■ Task objective
Repeat everything in the material exactly.

◆ ◆ ◆ ◆

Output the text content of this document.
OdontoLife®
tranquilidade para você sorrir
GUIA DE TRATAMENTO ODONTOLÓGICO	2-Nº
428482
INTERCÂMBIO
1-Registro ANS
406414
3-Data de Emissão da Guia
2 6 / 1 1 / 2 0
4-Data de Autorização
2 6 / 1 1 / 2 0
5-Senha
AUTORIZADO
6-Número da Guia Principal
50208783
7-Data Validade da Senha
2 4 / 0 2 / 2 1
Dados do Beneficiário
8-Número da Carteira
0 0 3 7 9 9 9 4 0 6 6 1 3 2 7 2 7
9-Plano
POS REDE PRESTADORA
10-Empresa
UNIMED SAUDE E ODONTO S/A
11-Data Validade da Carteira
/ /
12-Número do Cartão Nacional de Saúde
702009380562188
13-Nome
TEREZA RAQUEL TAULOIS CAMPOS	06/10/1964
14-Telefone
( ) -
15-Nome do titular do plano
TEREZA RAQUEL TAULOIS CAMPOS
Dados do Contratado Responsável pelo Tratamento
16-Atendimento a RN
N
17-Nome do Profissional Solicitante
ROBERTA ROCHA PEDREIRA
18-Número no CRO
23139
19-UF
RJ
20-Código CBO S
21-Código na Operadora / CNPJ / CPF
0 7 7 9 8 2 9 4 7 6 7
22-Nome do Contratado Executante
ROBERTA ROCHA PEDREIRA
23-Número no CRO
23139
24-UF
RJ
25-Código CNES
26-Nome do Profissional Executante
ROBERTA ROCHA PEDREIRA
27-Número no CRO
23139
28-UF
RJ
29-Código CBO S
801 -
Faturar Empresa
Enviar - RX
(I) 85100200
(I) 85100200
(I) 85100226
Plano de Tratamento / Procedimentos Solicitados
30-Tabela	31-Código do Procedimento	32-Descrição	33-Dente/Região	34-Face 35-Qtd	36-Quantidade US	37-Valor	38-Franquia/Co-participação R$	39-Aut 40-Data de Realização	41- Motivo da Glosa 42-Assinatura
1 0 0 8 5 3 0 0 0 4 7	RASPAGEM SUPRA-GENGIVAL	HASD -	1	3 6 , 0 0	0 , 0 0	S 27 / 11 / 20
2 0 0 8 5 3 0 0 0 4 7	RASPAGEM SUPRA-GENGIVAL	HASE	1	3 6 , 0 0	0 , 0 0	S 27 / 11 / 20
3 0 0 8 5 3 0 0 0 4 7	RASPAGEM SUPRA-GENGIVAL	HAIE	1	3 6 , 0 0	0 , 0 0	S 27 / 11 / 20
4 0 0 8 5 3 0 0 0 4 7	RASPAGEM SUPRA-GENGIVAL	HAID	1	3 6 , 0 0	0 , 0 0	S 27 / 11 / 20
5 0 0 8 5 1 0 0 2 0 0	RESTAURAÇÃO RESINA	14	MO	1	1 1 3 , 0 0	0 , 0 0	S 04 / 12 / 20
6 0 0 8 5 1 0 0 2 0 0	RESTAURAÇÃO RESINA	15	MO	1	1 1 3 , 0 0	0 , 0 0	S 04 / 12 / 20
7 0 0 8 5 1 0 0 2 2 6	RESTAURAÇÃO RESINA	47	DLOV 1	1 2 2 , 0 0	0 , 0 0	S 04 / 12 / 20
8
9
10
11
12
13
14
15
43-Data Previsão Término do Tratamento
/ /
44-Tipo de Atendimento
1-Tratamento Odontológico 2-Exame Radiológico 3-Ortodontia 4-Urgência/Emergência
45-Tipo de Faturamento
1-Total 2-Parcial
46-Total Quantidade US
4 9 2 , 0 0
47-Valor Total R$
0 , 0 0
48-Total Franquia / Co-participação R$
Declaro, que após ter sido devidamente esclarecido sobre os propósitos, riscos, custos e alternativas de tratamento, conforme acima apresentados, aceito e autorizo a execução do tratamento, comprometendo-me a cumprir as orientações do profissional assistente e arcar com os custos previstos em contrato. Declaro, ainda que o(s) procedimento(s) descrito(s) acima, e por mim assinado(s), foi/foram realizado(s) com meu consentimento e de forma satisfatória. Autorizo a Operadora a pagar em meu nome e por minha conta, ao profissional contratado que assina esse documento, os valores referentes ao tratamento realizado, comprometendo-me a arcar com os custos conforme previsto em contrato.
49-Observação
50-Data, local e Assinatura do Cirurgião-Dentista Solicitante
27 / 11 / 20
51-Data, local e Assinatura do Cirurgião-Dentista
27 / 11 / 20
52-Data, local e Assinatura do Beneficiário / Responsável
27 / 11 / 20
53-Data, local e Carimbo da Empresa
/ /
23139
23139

◆ ◆ ◆ ◆

■ Task solution
Output the text content of this document.
OdontoLife®
tranquilidade para você sorrir
GUIA DE TRATAMENTO ODONTOLÓGICO	2-Nº
428482
INTERCÂMBIO
1-Registro ANS
406414
3-Data de Emissão da Guia
2 6 / 1 1 / 2 0
4-Data de Autorização
2 6 / 1 1 / 2 0
5-Senha
AUTORIZADO
6-Número da Guia Principal
50208783
7-Data Validade da Senha
2 4 / 0 2 / 2 1
Dados do Beneficiário
8-Número da Carteira
0 0 3 7 9 9 9 4 0 6 6 1 3 2 7 2 7
9-Plano
POS REDE PRESTADORA
10-Empresa
UNIMED SAUDE E ODONTO S/A
11-Data Validade da Carteira
/ /
12-Número do Cartão Nacional de Saúde
702009380562188
13-Nome
TEREZA RAQUEL TAULOIS CAMPOS	06/10/1964
14-Telefone
( ) -
15-Nome do titular do plano
TEREZA RAQUEL TAULOIS CAMPOS
Dados do Contratado Responsável pelo Tratamento
16-Atendimento a RN
N
17-Nome do Profissional Solicitante
ROBERTA ROCHA PEDREIRA
18-Número no CRO
23139
19-UF
RJ
20-Código CBO S
21-Código na Operadora / CNPJ / CPF
0 7 7 9 8 2 9 4 7 6 7
22-Nome do Contratado Executante
ROBERTA ROCHA PEDREIRA
23-Número no CRO
23139
24-UF
RJ
25-Código CNES
26-Nome do Profissional Executante
ROBERTA ROCHA PEDREIRA
27-Número no CRO
23139
28-UF
RJ
29-Código CBO S
801 -
Faturar Empresa
Enviar - RX
(I) 85100200
(I) 85100200
(I) 85100226
Plano de Tratamento / Procedimentos Solicitados
30-Tabela	31-Código do Procedimento	32-Descrição	33-Dente/Região	34-Face 35-Qtd	36-Quantidade US	37-Valor	38-Franquia/Co-participação R$	39-Aut 40-Data de Realização	41- Motivo da Glosa 42-Assinatura
1 0 0 8 5 3 0 0 0 4 7	RASPAGEM SUPRA-GENGIVAL	HASD -	1	3 6 , 0 0	0 , 0 0	S 27 / 11 / 20
2 0 0 8 5 3 0 0 0 4 7	RASPAGEM SUPRA-GENGIVAL	HASE	1	3 6 , 0 0	0 , 0 0	S 27 / 11 / 20
3 0 0 8 5 3 0 0 0 4 7	RASPAGEM SUPRA-GENGIVAL	HAIE	1	3 6 , 0 0	0 , 0 0	S 27 / 11 / 20
4 0 0 8 5 3 0 0 0 4 7	RASPAGEM SUPRA-GENGIVAL	HAID	1	3 6 , 0 0	0 , 0 0	S 27 / 11 / 20
5 0 0 8 5 1 0 0 2 0 0	RESTAURAÇÃO RESINA	14	MO	1	1 1 3 , 0 0	0 , 0 0	S 04 / 12 / 20
6 0 0 8 5 1 0 0 2 0 0	RESTAURAÇÃO RESINA	15	MO	1	1 1 3 , 0 0	0 , 0 0	S 04 / 12 / 20
7 0 0 8 5 1 0 0 2 2 6	RESTAURAÇÃO RESINA	47	DLOV 1	1 2 2 , 0 0	0 , 0 0	S 04 / 12 / 20
8
9
10
11
12
13
14
15
43-Data Previsão Término do Tratamento
/ /
44-Tipo de Atendimento
1-Tratamento Odontológico 2-Exame Radiológico 3-Ortodontia 4-Urgência/Emergência
45-Tipo de Faturamento
1-Total 2-Parcial
46-Total Quantidade US
4 9 2 , 0 0
47-Valor Total R$
0 , 0 0
48-Total Franquia / Co-participação R$
Declaro, que após ter sido devidamente esclarecido sobre os propósitos, riscos, custos e alternativas de tratamento, conforme acima apresentados, aceito e autorizo a execução do tratamento, comprometendo-me a cumprir as orientações do profissional assistente e arcar com os custos previstos em contrato. Declaro, ainda que o(s) procedimento(s) descrito(s) acima, e por mim assinado(s), foi/foram realizado(s) com meu consentimento e de forma satisfatória. Autorizo a Operadora a pagar em meu nome e por minha conta, ao profissional contratado que assina esse documento, os valores referentes ao tratamento realizado, comprometendo-me a arcar com os custos conforme previsto em contrato.
49-Observação
50-Data, local e Assinatura do Cirurgião-Dentista Solicitante
27 / 11 / 20
51-Data, local e Assinatura do Cirurgião-Dentista
27 / 11 / 20
52-Data, local e Assinatura do Beneficiário / Responsável
27 / 11 / 20
53-Data, local e Carimbo da Empresa
/ /
23139
23139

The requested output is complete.